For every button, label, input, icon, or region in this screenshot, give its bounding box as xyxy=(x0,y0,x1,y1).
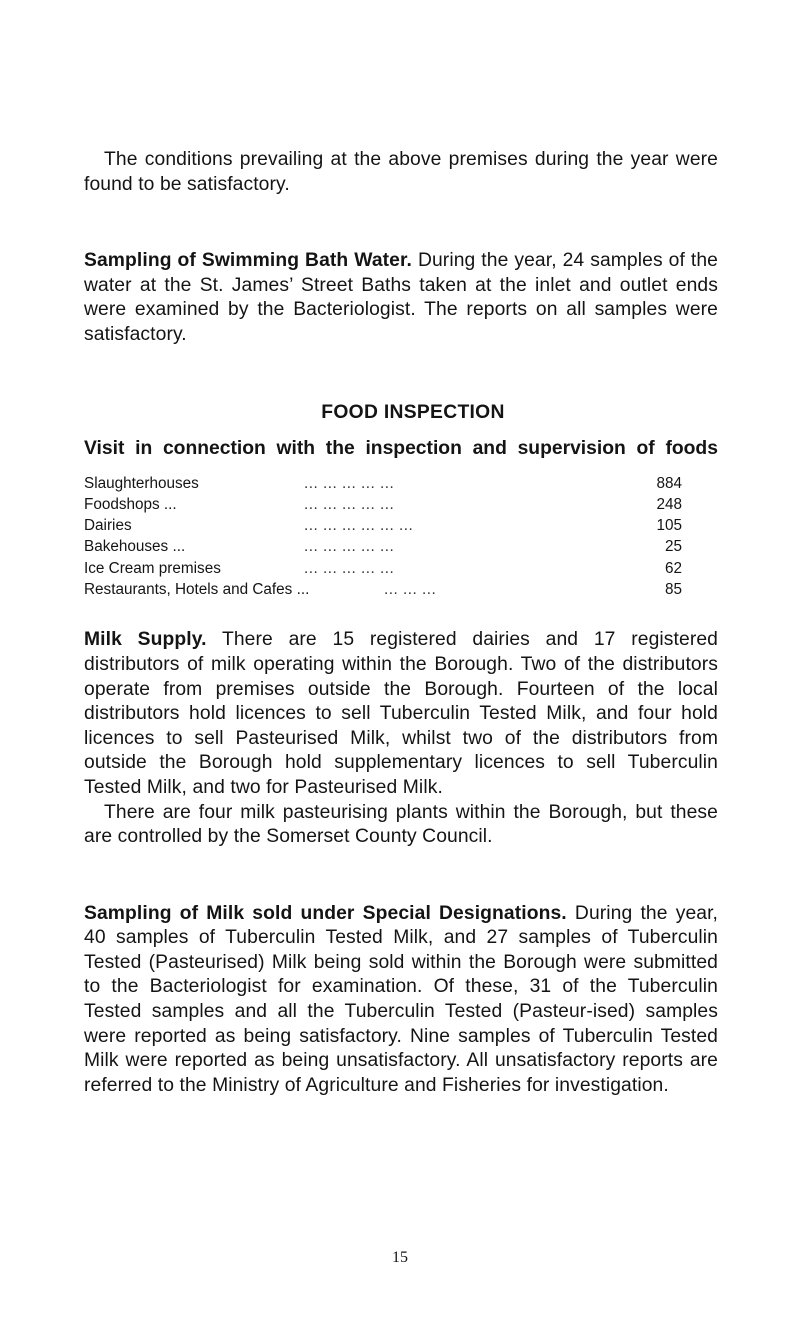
visits-row-ice-cream xyxy=(84,558,682,579)
visit-label: Restaurants, Hotels and Cafes ... xyxy=(84,581,310,599)
milk-supply-body: There are 15 registered dairies and 17 registered distributors of milk operating within the Borough. Two of the distributors operate from premises outside the Borough. Fourteen of the local distributors hold licences to sell Tuberculin Tested Milk, and four hold licences to sell Pasteurised Milk, whilst two of the distributors from outside the Borough hold supplementary licences to sell Tuberculin Tested Milk, and two for Pasteurised Milk. xyxy=(84,629,718,798)
visits-row-foodshops xyxy=(84,494,682,515)
subtitle-word: supervision xyxy=(517,437,626,459)
visits-row-dairies xyxy=(84,515,682,536)
food-inspection-subtitle xyxy=(84,437,718,461)
visit-count: 884 xyxy=(656,474,682,492)
visits-table xyxy=(84,473,682,601)
subtitle-word: and xyxy=(472,437,507,459)
food-inspection-title: FOOD INSPECTION xyxy=(321,401,505,423)
visits-row-bakehouses xyxy=(84,536,682,557)
special-designations-body: During the year, 40 samples of Tuberculin Tested Milk, and 27 samples of Tuberculin Tested (Pasteurised) Milk being sold within the Borough were submitted to the Bacteriologist for examination. Of these, 31 of the Tuberculin Tested samples and all the Tuberculin Tested (Pasteur-ised) samples were reported as being satisfactory. Nine samples of Tuberculin Tested Milk were reported as being unsatisfactory. All unsatisfactory reports are referred to the Ministry of Agriculture and Fisheries for investigation. xyxy=(84,902,719,1096)
visit-count: 85 xyxy=(664,581,682,599)
swimming-bath-paragraph xyxy=(84,249,718,347)
subtitle-word: Visit xyxy=(84,437,125,459)
visit-count: 248 xyxy=(656,495,682,513)
visits-row-slaughterhouses xyxy=(84,473,682,494)
visit-label: Ice Cream premises xyxy=(84,559,221,577)
subtitle-word: inspection xyxy=(365,437,462,459)
subtitle-word: foods xyxy=(665,437,718,459)
visit-leader-dots: ... ... ... ... ... ... xyxy=(304,517,414,535)
swimming-bath-body: During the year, 24 samples of the water at the St. James’ Street Baths taken at the inlet and outlet ends were examined by the Bacteriologist. The reports on all samples were satisfactory. xyxy=(84,250,718,345)
subtitle-word: the xyxy=(325,437,355,459)
intro-paragraph: The conditions prevailing at the above premises during the year were found to be satisfactory. xyxy=(84,149,718,195)
subtitle-word: in xyxy=(135,437,153,459)
milk-supply-heading: Milk Supply. xyxy=(84,629,207,651)
visit-label: Foodshops ... xyxy=(84,495,177,513)
visits-row-restaurants xyxy=(84,579,682,600)
visit-count: 105 xyxy=(656,517,682,535)
milk-supply-paragraph xyxy=(84,628,718,800)
swimming-bath-heading: Sampling of Swimming Bath Water. xyxy=(84,250,412,272)
visit-leader-dots: ... ... ... ... ... xyxy=(304,495,395,513)
subtitle-word: of xyxy=(636,437,655,459)
visit-count: 62 xyxy=(664,559,682,577)
visit-leader-dots: ... ... ... ... ... xyxy=(304,474,395,492)
special-designations-paragraph xyxy=(84,902,718,1099)
visit-label: Bakehouses ... xyxy=(84,538,186,556)
visit-leader-dots: ... ... ... ... ... xyxy=(304,559,395,577)
document-page xyxy=(84,148,718,1098)
page-number: 15 xyxy=(392,1249,408,1266)
milk-supply-paragraph-2: There are four milk pasteurising plants within the Borough, but these are controlled by the Somerset County Council. xyxy=(84,801,718,848)
visit-leader-dots: ... ... ... xyxy=(384,581,437,599)
visit-leader-dots: ... ... ... ... ... xyxy=(304,538,395,556)
special-designations-heading: Sampling of Milk sold under Special Designations. xyxy=(84,902,567,924)
subtitle-word: with xyxy=(276,437,316,459)
visit-label: Dairies xyxy=(84,517,132,535)
visit-label: Slaughterhouses xyxy=(84,474,199,492)
visit-count: 25 xyxy=(664,538,682,556)
subtitle-word: connection xyxy=(162,437,266,459)
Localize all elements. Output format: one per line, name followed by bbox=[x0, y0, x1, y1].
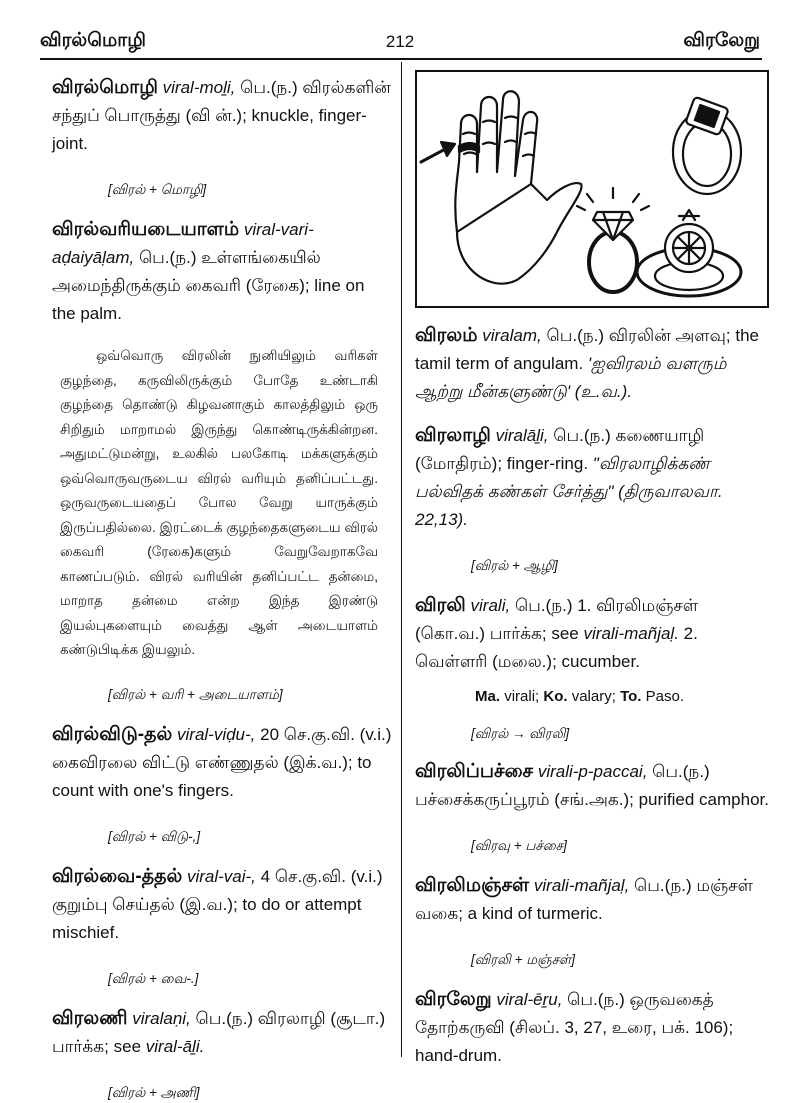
explanatory-note: ஒவ்வொரு விரலின் நுனியிலும் வரிகள் குழந்தை, கருவிலிருக்கும் போதே உண்டாகி குழந்தை தொண்டு கிழவனாகும் காலத்திலும் ஒரு சிறிதும் மாறாமல் இருந்து கொண்டிருக்கின்றன. அதுமட்டுமன்று, உலகில் பலகோடி மக்களுக்கும் ஒவ்வொருவருடைய விரல் வரியும் தனிப்பட்டது. ஒருவருடையதைப் போல வேறு யாருக்கும் இருப்பதில்லை. இரட்டைக் குழந்தைகளுடைய விரல் கைவரி (ரேகை)களும் வேறுவேறாகவே காணப்படும். விரல் வரியின் தனிப்பட்ட தன்மை, மாறாத தன்மை என்ற இந்த இரண்டு இயல்புகளையும் வைத்து ஆள் அடையாளம் கண்டுபிடிக்க இயலும். bbox=[60, 348, 378, 657]
entry-viral-vai-thal bbox=[52, 863, 392, 947]
cognate-word: virali; bbox=[504, 688, 540, 705]
transliteration: viral-viḍu-, bbox=[177, 724, 256, 744]
headword: விரலம் bbox=[415, 325, 478, 346]
headword: விரலிப்பச்சை bbox=[415, 761, 534, 782]
transliteration: viralam, bbox=[482, 326, 542, 345]
definition: பெ.(ந.) விரலின் அளவு; the tamil term of angulam. bbox=[415, 326, 759, 373]
entry-virali-manjal bbox=[415, 872, 770, 928]
headword: விரலி bbox=[415, 595, 466, 616]
definition: பெ.(ந.) பச்சைக்கருப்பூரம் (சங்.அக.); purified camphor. bbox=[415, 762, 769, 809]
headword: விரலாழி bbox=[415, 425, 491, 446]
transliteration: virali-p-paccai, bbox=[537, 762, 648, 781]
headword: விரல்வை-த்தல் bbox=[52, 865, 183, 887]
illustration-drawing bbox=[417, 72, 767, 306]
entry-virali-p-paccai bbox=[415, 758, 770, 814]
etymology: [விரல் + விடு-,] bbox=[108, 828, 201, 844]
entry-viralani bbox=[52, 1005, 392, 1061]
entry-viral-eru bbox=[415, 986, 770, 1070]
transliteration: viral-vari-aḍaiyāḷam, bbox=[52, 220, 314, 267]
cognate-lang: Ko. bbox=[543, 688, 568, 705]
entry-viral-mozhi bbox=[52, 74, 392, 158]
definition: பெ.(ந.) விரல்களின் சந்துப் பொருத்து (வி ன்.); knuckle, finger-joint. bbox=[52, 78, 391, 153]
entry-virali bbox=[415, 592, 770, 676]
definition: பெ.(ந.) மஞ்சள் வகை; a kind of turmeric. bbox=[415, 876, 754, 923]
definition: பெ.(ந.) ஒருவகைத் தோற்கருவி (சிலப். 3, 27, உரை, பக். 106); hand-drum. bbox=[415, 990, 734, 1065]
entry-viralam bbox=[415, 322, 770, 406]
etymology: [விரல் + வை-.] bbox=[108, 970, 199, 986]
running-head-right: விரலேறு bbox=[683, 30, 760, 51]
definition: 4 செ.கு.வி. (v.i.) குறும்பு செய்தல் (இ.வ.); to do or attempt mischief. bbox=[52, 866, 383, 942]
transliteration: virali, bbox=[470, 596, 511, 615]
definition: 20 செ.கு.வி. (v.i.) கைவிரலை விட்டு எண்ணுதல் (இக்.வ.); to count with one's fingers. bbox=[52, 724, 392, 800]
transliteration: viral-vai-, bbox=[186, 866, 256, 886]
hand-outline bbox=[455, 91, 581, 283]
etymology: [விரவு + பச்சை] bbox=[471, 838, 567, 853]
headword: விரலணி bbox=[52, 1007, 128, 1029]
etymology: [விரல் + அணி] bbox=[108, 1084, 200, 1100]
etymology: [விரல் + மொழி] bbox=[108, 182, 207, 197]
transliteration: viralaṇi, bbox=[132, 1008, 191, 1028]
left-column bbox=[52, 70, 392, 1103]
illustration-rings-hand bbox=[415, 70, 769, 308]
definition: பெ.(ந.) கணையாழி (மோதிரம்); finger-ring. bbox=[415, 426, 705, 473]
definition: பெ.(ந.) உள்ளங்கையில் அமைந்திருக்கும் கைவரி (ரேகை); line on the palm. bbox=[52, 248, 365, 323]
headword: விரலேறு bbox=[415, 989, 492, 1010]
cognate-lang: Ma. bbox=[475, 688, 501, 705]
cross-reference: viral-āḻi. bbox=[145, 1036, 205, 1056]
etymology: [விரல் + ஆழி] bbox=[471, 558, 558, 573]
headword: விரல்விடு-தல் bbox=[52, 723, 173, 745]
right-column bbox=[415, 70, 770, 1070]
headword: விரலிமஞ்சள் bbox=[415, 875, 530, 896]
definition: பெ.(ந.) 1. விரலிமஞ்சள் (கொ.வ.) பார்க்க; see bbox=[415, 596, 699, 643]
transliteration: viral-ēṟu, bbox=[496, 990, 563, 1009]
header-rule bbox=[40, 58, 762, 60]
headword: விரல்வரியடையாளம் bbox=[52, 219, 240, 240]
entry-viral-vari-adaiyalam bbox=[52, 216, 392, 328]
cognate-lang: To. bbox=[620, 688, 642, 705]
cognates bbox=[415, 686, 770, 708]
definition-sense-2: 2. வெள்ளரி (மலை.); cucumber. bbox=[415, 624, 698, 671]
cognate-word: valary; bbox=[571, 688, 616, 705]
headword: விரல்மொழி bbox=[52, 77, 158, 98]
cross-reference: virali-mañjaḷ. bbox=[583, 624, 679, 643]
etymology: [விரலி + மஞ்சள்] bbox=[471, 952, 575, 967]
definition: பெ.(ந.) விரலாழி (சூடா.) பார்க்க; see bbox=[52, 1008, 386, 1056]
etymology: [விரல் + வரி + அடையாளம்] bbox=[108, 686, 283, 702]
transliteration: viralāḻi, bbox=[495, 426, 549, 445]
page-number: 212 bbox=[385, 32, 415, 51]
entry-viralazhi bbox=[415, 422, 770, 534]
running-head-left: விரல்மொழி bbox=[40, 30, 146, 51]
column-divider bbox=[401, 62, 402, 1057]
cognate-word: Paso. bbox=[645, 688, 684, 705]
etymology: [விரல் → விரலி] bbox=[471, 726, 570, 741]
quotation: "விரலாழிக்கண் பல்விதக் கண்கள் சேர்த்து" (திருவாலவா. 22,13). bbox=[415, 454, 723, 529]
transliteration: virali-mañjaḷ, bbox=[533, 876, 630, 895]
quotation: 'ஐவிரலம் வளரும் ஆற்று மீன்களுண்டு' (உ.வ.). bbox=[415, 354, 727, 401]
transliteration: viral-moḻi, bbox=[162, 78, 236, 97]
entry-viral-vidu-thal bbox=[52, 721, 392, 805]
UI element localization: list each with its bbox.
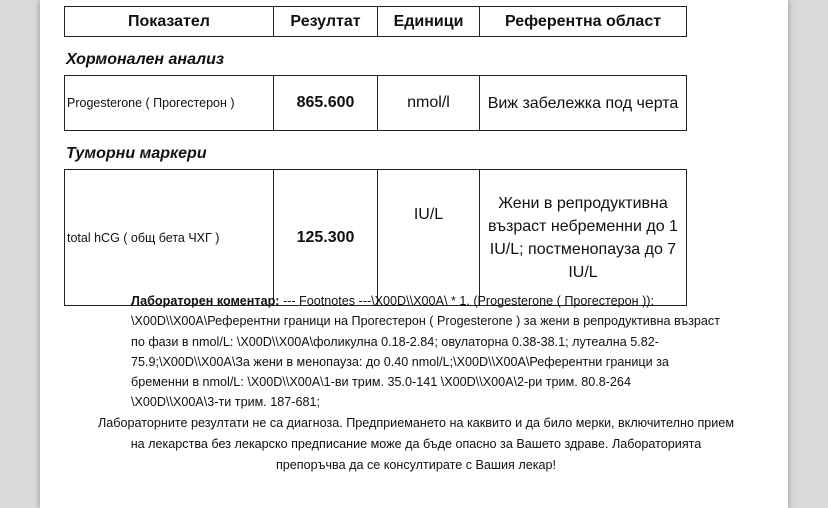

### AIM OF THE TASK
Retrieve all lines from the data that contain the string "quotation".

### SOLUTION BELOW
quotation: "விரலாழிக்கண் பல்விதக் கண்கள் சேர்த்து" (திருவாலவா. 22,13). bbox=[415, 454, 723, 529]
quotation: 'ஐவிரலம் வளரும் ஆற்று மீன்களுண்டு' (உ.வ.). bbox=[415, 354, 727, 401]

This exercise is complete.